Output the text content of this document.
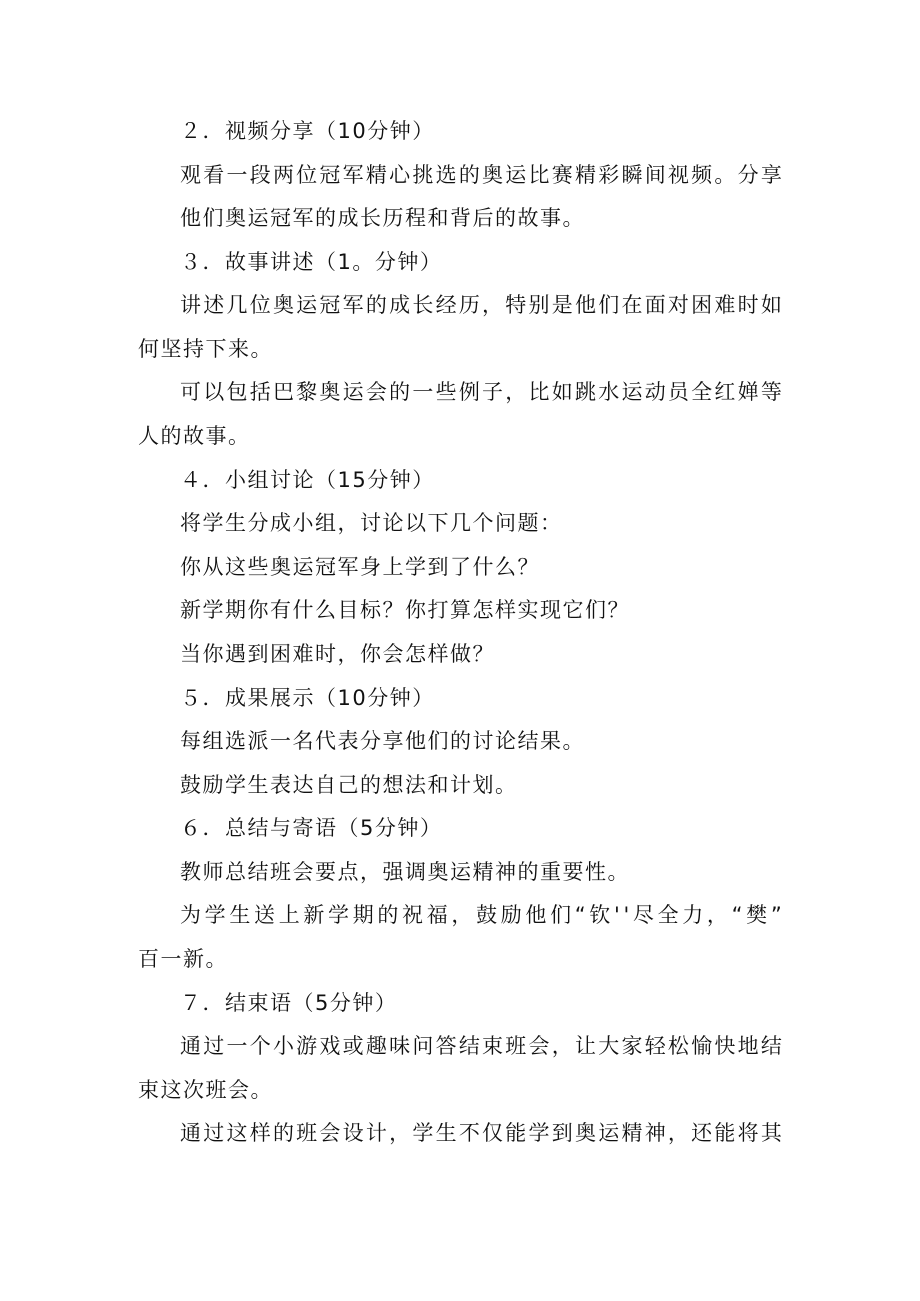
２．视频分享（10分钟）
观 看 一 段 两 位 冠 军 精 心 挑 选 的 奥 运 比 赛 精 彩 瞬 间 视 频 。 分 享
他们奥运冠军的成长历程和背后的故事。
３．故事讲述（1。分钟）
讲 述 几 位 奥 运 冠 军 的 成 长 经 历 ， 特 别 是 他 们 在 面 对 困 难 时 如
何坚持下来。
可 以 包 括 巴 黎 奥 运 会 的 一 些 例 子 ， 比 如 跳 水 运 动 员 全 红 婵 等
人的故事。
４．小组讨论（15分钟）
将学生分成小组，讨论以下几个问题：
你从这些奥运冠军身上学到了什么？
新学期你有什么目标？你打算怎样实现它们？
当你遇到困难时，你会怎样做？
５．成果展示（10分钟）
每组选派一名代表分享他们的讨论结果。
鼓励学生表达自己的想法和计划。
６．总结与寄语（5分钟）
教师总结班会要点，强调奥运精神的重要性。
为 学 生 送 上 新 学 期 的 祝 福 ， 鼓 励 他 们 “ 钦 ' ' 尽 全 力 ， “ 樊 ”
百一新。
７．结束语（5分钟）
通 过 一 个 小 游 戏 或 趣 味 问 答 结 束 班 会 ， 让 大 家 轻 松 愉 快 地 结
束这次班会。
通 过 这 样 的 班 会 设 计 ， 学 生 不 仅 能 学 到 奥 运 精 神 ， 还 能 将 其
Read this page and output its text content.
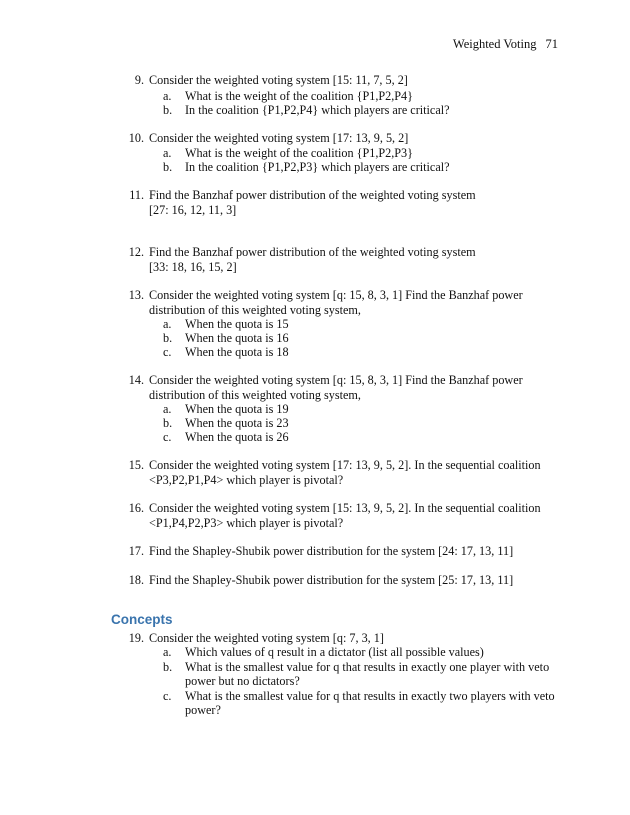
Weighted Voting 71
9. Consider the weighted voting system [15: 11, 7, 5, 2]
a. What is the weight of the coalition {P1,P2,P4}
b. In the coalition {P1,P2,P4} which players are critical?
10. Consider the weighted voting system [17: 13, 9, 5, 2]
a. What is the weight of the coalition {P1,P2,P3}
b. In the coalition {P1,P2,P3} which players are critical?
11. Find the Banzhaf power distribution of the weighted voting system
[27: 16, 12, 11, 3]
12. Find the Banzhaf power distribution of the weighted voting system
[33: 18, 16, 15, 2]
13. Consider the weighted voting system [q: 15, 8, 3, 1] Find the Banzhaf power
distribution of this weighted voting system,
a. When the quota is 15
b. When the quota is 16
c. When the quota is 18
14. Consider the weighted voting system [q: 15, 8, 3, 1] Find the Banzhaf power
distribution of this weighted voting system,
a. When the quota is 19
b. When the quota is 23
c. When the quota is 26
15. Consider the weighted voting system [17: 13, 9, 5, 2]. In the sequential coalition
<P3,P2,P1,P4> which player is pivotal?
16. Consider the weighted voting system [15: 13, 9, 5, 2]. In the sequential coalition
<P1,P4,P2,P3> which player is pivotal?
17. Find the Shapley-Shubik power distribution for the system [24: 17, 13, 11]
18. Find the Shapley-Shubik power distribution for the system [25: 17, 13, 11]
Concepts
19. Consider the weighted voting system [q: 7, 3, 1]
a. Which values of q result in a dictator (list all possible values)
b. What is the smallest value for q that results in exactly one player with veto
power but no dictators?
c. What is the smallest value for q that results in exactly two players with veto
power?
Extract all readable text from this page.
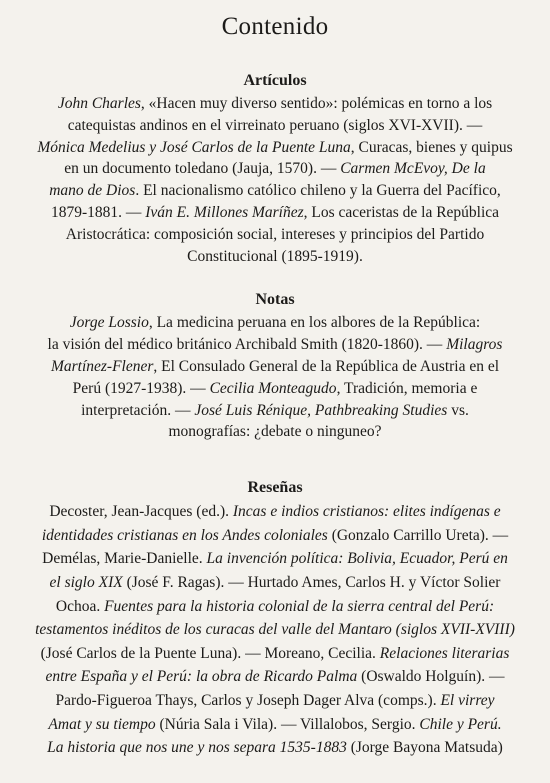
Contenido
Artículos

John Charles, «Hacen muy diverso sentido»: polémicas en torno a los
catequistas andinos en el virreinato peruano (siglos XVI-XVII). —
Mónica Medelius y José Carlos de la Puente Luna, Curacas, bienes y quipus
en un documento toledano (Jauja, 1570). — Carmen McEvoy, De la
mano de Dios. El nacionalismo católico chileno y la Guerra del Pacífico,
1879-1881. — Iván E. Millones Maríñez, Los caceristas de la República
Aristocrática: composición social, intereses y principios del Partido
Constitucional (1895-1919).

Notas

Jorge Lossio, La medicina peruana en los albores de la República:
la visión del médico británico Archibald Smith (1820-1860). — Milagros
Martínez-Flener, El Consulado General de la República de Austria en el
Perú (1927-1938). — Cecilia Monteagudo, Tradición, memoria e
interpretación. — José Luis Rénique, Pathbreaking Studies vs.
monografías: ¿debate o ninguneo?

Reseñas

Decoster, Jean-Jacques (ed.). Incas e indios cristianos: elites indígenas e
identidades cristianas en los Andes coloniales (Gonzalo Carrillo Ureta). —
Demélas, Marie-Danielle. La invención política: Bolivia, Ecuador, Perú en
el siglo XIX (José F. Ragas). — Hurtado Ames, Carlos H. y Víctor Solier
Ochoa. Fuentes para la historia colonial de la sierra central del Perú:
testamentos inéditos de los curacas del valle del Mantaro (siglos XVII-XVIII)
(José Carlos de la Puente Luna). — Moreano, Cecilia. Relaciones literarias
entre España y el Perú: la obra de Ricardo Palma (Oswaldo Holguín). —
Pardo-Figueroa Thays, Carlos y Joseph Dager Alva (comps.). El virrey
Amat y su tiempo (Núria Sala i Vila). — Villalobos, Sergio. Chile y Perú.
La historia que nos une y nos separa 1535-1883 (Jorge Bayona Matsuda)
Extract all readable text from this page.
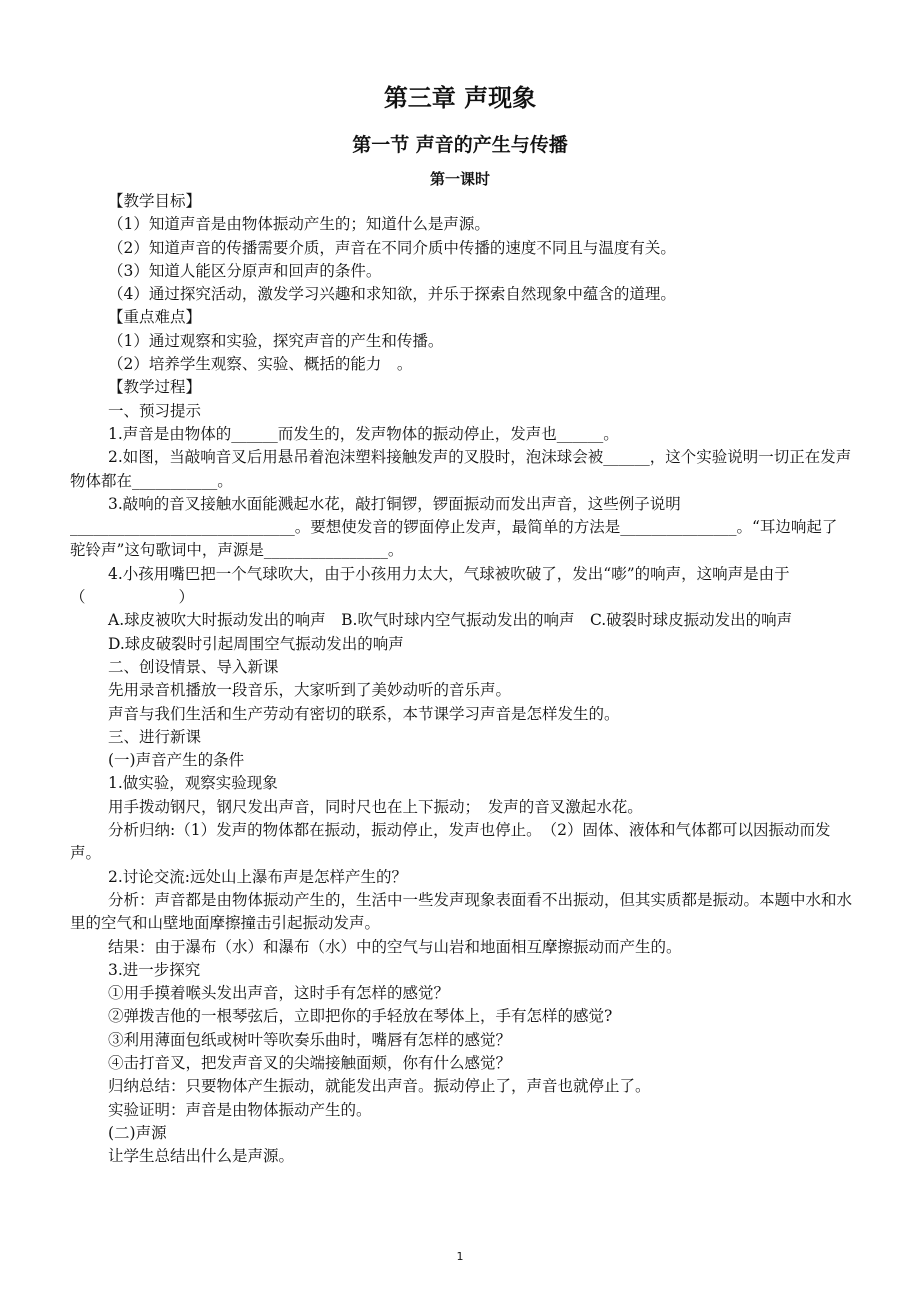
第三章 声现象
第一节 声音的产生与传播
第一课时

【教学目标】

（1）知道声音是由物体振动产生的；知道什么是声源。

（2）知道声音的传播需要介质，声音在不同介质中传播的速度不同且与温度有关。

（3）知道人能区分原声和回声的条件。

（4）通过探究活动，激发学习兴趣和求知欲，并乐于探索自然现象中蕴含的道理。

【重点难点】

（1）通过观察和实验，探究声音的产生和传播。

（2）培养学生观察、实验、概括的能力　。

【教学过程】

一、预习提示

1.声音是由物体的______而发生的，发声物体的振动停止，发声也______。

2.如图，当敲响音叉后用悬吊着泡沫塑料接触发声的叉股时，泡沫球会被______，这个实验说明一切正在发声物体都在___________。

3.敲响的音叉接触水面能溅起水花，敲打铜锣，锣面振动而发出声音，这些例子说明_____________________________。要想使发音的锣面停止发声，最简单的方法是_______________。“耳边响起了驼铃声”这句歌词中，声源是________________。

4.小孩用嘴巴把一个气球吹大，由于小孩用力太大，气球被吹破了，发出“嘭”的响声，这响声是由于（　　　　　　）

A.球皮被吹大时振动发出的响声　B.吹气时球内空气振动发出的响声　C.破裂时球皮振动发出的响声

D.球皮破裂时引起周围空气振动发出的响声

二、创设情景、导入新课

先用录音机播放一段音乐，大家听到了美妙动听的音乐声。

声音与我们生活和生产劳动有密切的联系，本节课学习声音是怎样发生的。

三、进行新课

(一)声音产生的条件

1.做实验，观察实验现象

用手拨动钢尺，钢尺发出声音，同时尺也在上下振动；　发声的音叉激起水花。

分析归纳:（1）发声的物体都在振动，振动停止，发声也停止。　（2）固体、液体和气体都可以因振动而发声。

2.讨论交流:远处山上瀑布声是怎样产生的？

分析：声音都是由物体振动产生的，生活中一些发声现象表面看不出振动，但其实质都是振动。本题中水和水里的空气和山壁地面摩擦撞击引起振动发声。

结果：由于瀑布（水）和瀑布（水）中的空气与山岩和地面相互摩擦振动而产生的。

3.进一步探究

①用手摸着喉头发出声音，这时手有怎样的感觉？

②弹拨吉他的一根琴弦后，立即把你的手轻放在琴体上，手有怎样的感觉?

③利用薄面包纸或树叶等吹奏乐曲时，嘴唇有怎样的感觉？

④击打音叉，把发声音叉的尖端接触面颊，你有什么感觉？

归纳总结：只要物体产生振动，就能发出声音。振动停止了，声音也就停止了。

实验证明：声音是由物体振动产生的。

(二)声源

让学生总结出什么是声源。

1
------------------------------------------------
**CHALLENGE**
Give the data again exactly as written, with all pictures left out.

**EXERCISE ANSWER**
Output the text content of this document.
２．视频分享（10分钟）
观 看 一 段 两 位 冠 军 精 心 挑 选 的 奥 运 比 赛 精 彩 瞬 间 视 频 。 分 享
他们奥运冠军的成长历程和背后的故事。
３．故事讲述（1。分钟）
讲 述 几 位 奥 运 冠 军 的 成 长 经 历 ， 特 别 是 他 们 在 面 对 困 难 时 如
何坚持下来。
可 以 包 括 巴 黎 奥 运 会 的 一 些 例 子 ， 比 如 跳 水 运 动 员 全 红 婵 等
人的故事。
４．小组讨论（15分钟）
将学生分成小组，讨论以下几个问题：
你从这些奥运冠军身上学到了什么？
新学期你有什么目标？你打算怎样实现它们？
当你遇到困难时，你会怎样做？
５．成果展示（10分钟）
每组选派一名代表分享他们的讨论结果。
鼓励学生表达自己的想法和计划。
６．总结与寄语（5分钟）
教师总结班会要点，强调奥运精神的重要性。
为 学 生 送 上 新 学 期 的 祝 福 ， 鼓 励 他 们 “ 钦 ' ' 尽 全 力 ， “ 樊 ”
百一新。
７．结束语（5分钟）
通 过 一 个 小 游 戏 或 趣 味 问 答 结 束 班 会 ， 让 大 家 轻 松 愉 快 地 结
束这次班会。
通 过 这 样 的 班 会 设 计 ， 学 生 不 仅 能 学 到 奥 运 精 神 ， 还 能 将 其
Read this page and output its text content.
Weighted Voting 71
9. Consider the weighted voting system [15: 11, 7, 5, 2]
a. What is the weight of the coalition {P1,P2,P4}
b. In the coalition {P1,P2,P4} which players are critical?
10. Consider the weighted voting system [17: 13, 9, 5, 2]
a. What is the weight of the coalition {P1,P2,P3}
b. In the coalition {P1,P2,P3} which players are critical?
11. Find the Banzhaf power distribution of the weighted voting system
[27: 16, 12, 11, 3]
12. Find the Banzhaf power distribution of the weighted voting system
[33: 18, 16, 15, 2]
13. Consider the weighted voting system [q: 15, 8, 3, 1] Find the Banzhaf power
distribution of this weighted voting system,
a. When the quota is 15
b. When the quota is 16
c. When the quota is 18
14. Consider the weighted voting system [q: 15, 8, 3, 1] Find the Banzhaf power
distribution of this weighted voting system,
a. When the quota is 19
b. When the quota is 23
c. When the quota is 26
15. Consider the weighted voting system [17: 13, 9, 5, 2]. In the sequential coalition
<P3,P2,P1,P4> which player is pivotal?
16. Consider the weighted voting system [15: 13, 9, 5, 2]. In the sequential coalition
<P1,P4,P2,P3> which player is pivotal?
17. Find the Shapley-Shubik power distribution for the system [24: 17, 13, 11]
18. Find the Shapley-Shubik power distribution for the system [25: 17, 13, 11]
Concepts
19. Consider the weighted voting system [q: 7, 3, 1]
a. Which values of q result in a dictator (list all possible values)
b. What is the smallest value for q that results in exactly one player with veto
power but no dictators?
c. What is the smallest value for q that results in exactly two players with veto
power?
Extract all readable text from this page.
Contenido
Artículos

John Charles, «Hacen muy diverso sentido»: polémicas en torno a los
catequistas andinos en el virreinato peruano (siglos XVI-XVII). —
Mónica Medelius y José Carlos de la Puente Luna, Curacas, bienes y quipus
en un documento toledano (Jauja, 1570). — Carmen McEvoy, De la
mano de Dios. El nacionalismo católico chileno y la Guerra del Pacífico,
1879-1881. — Iván E. Millones Maríñez, Los caceristas de la República
Aristocrática: composición social, intereses y principios del Partido
Constitucional (1895-1919).

Notas

Jorge Lossio, La medicina peruana en los albores de la República:
la visión del médico británico Archibald Smith (1820-1860). — Milagros
Martínez-Flener, El Consulado General de la República de Austria en el
Perú (1927-1938). — Cecilia Monteagudo, Tradición, memoria e
interpretación. — José Luis Rénique, Pathbreaking Studies vs.
monografías: ¿debate o ninguneo?

Reseñas

Decoster, Jean-Jacques (ed.). Incas e indios cristianos: elites indígenas e
identidades cristianas en los Andes coloniales (Gonzalo Carrillo Ureta). —
Demélas, Marie-Danielle. La invención política: Bolivia, Ecuador, Perú en
el siglo XIX (José F. Ragas). — Hurtado Ames, Carlos H. y Víctor Solier
Ochoa. Fuentes para la historia colonial de la sierra central del Perú:
testamentos inéditos de los curacas del valle del Mantaro (siglos XVII-XVIII)
(José Carlos de la Puente Luna). — Moreano, Cecilia. Relaciones literarias
entre España y el Perú: la obra de Ricardo Palma (Oswaldo Holguín). —
Pardo-Figueroa Thays, Carlos y Joseph Dager Alva (comps.). El virrey
Amat y su tiempo (Núria Sala i Vila). — Villalobos, Sergio. Chile y Perú.
La historia que nos une y nos separa 1535-1883 (Jorge Bayona Matsuda)
Extract all readable text from this page.
第三章 声现象
第一节 声音的产生与传播
第一课时

【教学目标】

（1）知道声音是由物体振动产生的；知道什么是声源。

（2）知道声音的传播需要介质，声音在不同介质中传播的速度不同且与温度有关。

（3）知道人能区分原声和回声的条件。

（4）通过探究活动，激发学习兴趣和求知欲，并乐于探索自然现象中蕴含的道理。

【重点难点】

（1）通过观察和实验，探究声音的产生和传播。

（2）培养学生观察、实验、概括的能力　。

【教学过程】

一、预习提示

1.声音是由物体的______而发生的，发声物体的振动停止，发声也______。

2.如图，当敲响音叉后用悬吊着泡沫塑料接触发声的叉股时，泡沫球会被______，这个实验说明一切正在发声物体都在___________。

3.敲响的音叉接触水面能溅起水花，敲打铜锣，锣面振动而发出声音，这些例子说明_____________________________。要想使发音的锣面停止发声，最简单的方法是_______________。“耳边响起了驼铃声”这句歌词中，声源是________________。

4.小孩用嘴巴把一个气球吹大，由于小孩用力太大，气球被吹破了，发出“嘭”的响声，这响声是由于（　　　　　　）

A.球皮被吹大时振动发出的响声　B.吹气时球内空气振动发出的响声　C.破裂时球皮振动发出的响声

D.球皮破裂时引起周围空气振动发出的响声

二、创设情景、导入新课

先用录音机播放一段音乐，大家听到了美妙动听的音乐声。

声音与我们生活和生产劳动有密切的联系，本节课学习声音是怎样发生的。

三、进行新课

(一)声音产生的条件

1.做实验，观察实验现象

用手拨动钢尺，钢尺发出声音，同时尺也在上下振动；　发声的音叉激起水花。

分析归纳:（1）发声的物体都在振动，振动停止，发声也停止。　（2）固体、液体和气体都可以因振动而发声。

2.讨论交流:远处山上瀑布声是怎样产生的？

分析：声音都是由物体振动产生的，生活中一些发声现象表面看不出振动，但其实质都是振动。本题中水和水里的空气和山壁地面摩擦撞击引起振动发声。

结果：由于瀑布（水）和瀑布（水）中的空气与山岩和地面相互摩擦振动而产生的。

3.进一步探究

①用手摸着喉头发出声音，这时手有怎样的感觉？

②弹拨吉他的一根琴弦后，立即把你的手轻放在琴体上，手有怎样的感觉?

③利用薄面包纸或树叶等吹奏乐曲时，嘴唇有怎样的感觉？

④击打音叉，把发声音叉的尖端接触面颊，你有什么感觉？

归纳总结：只要物体产生振动，就能发出声音。振动停止了，声音也就停止了。

实验证明：声音是由物体振动产生的。

(二)声源

让学生总结出什么是声源。

1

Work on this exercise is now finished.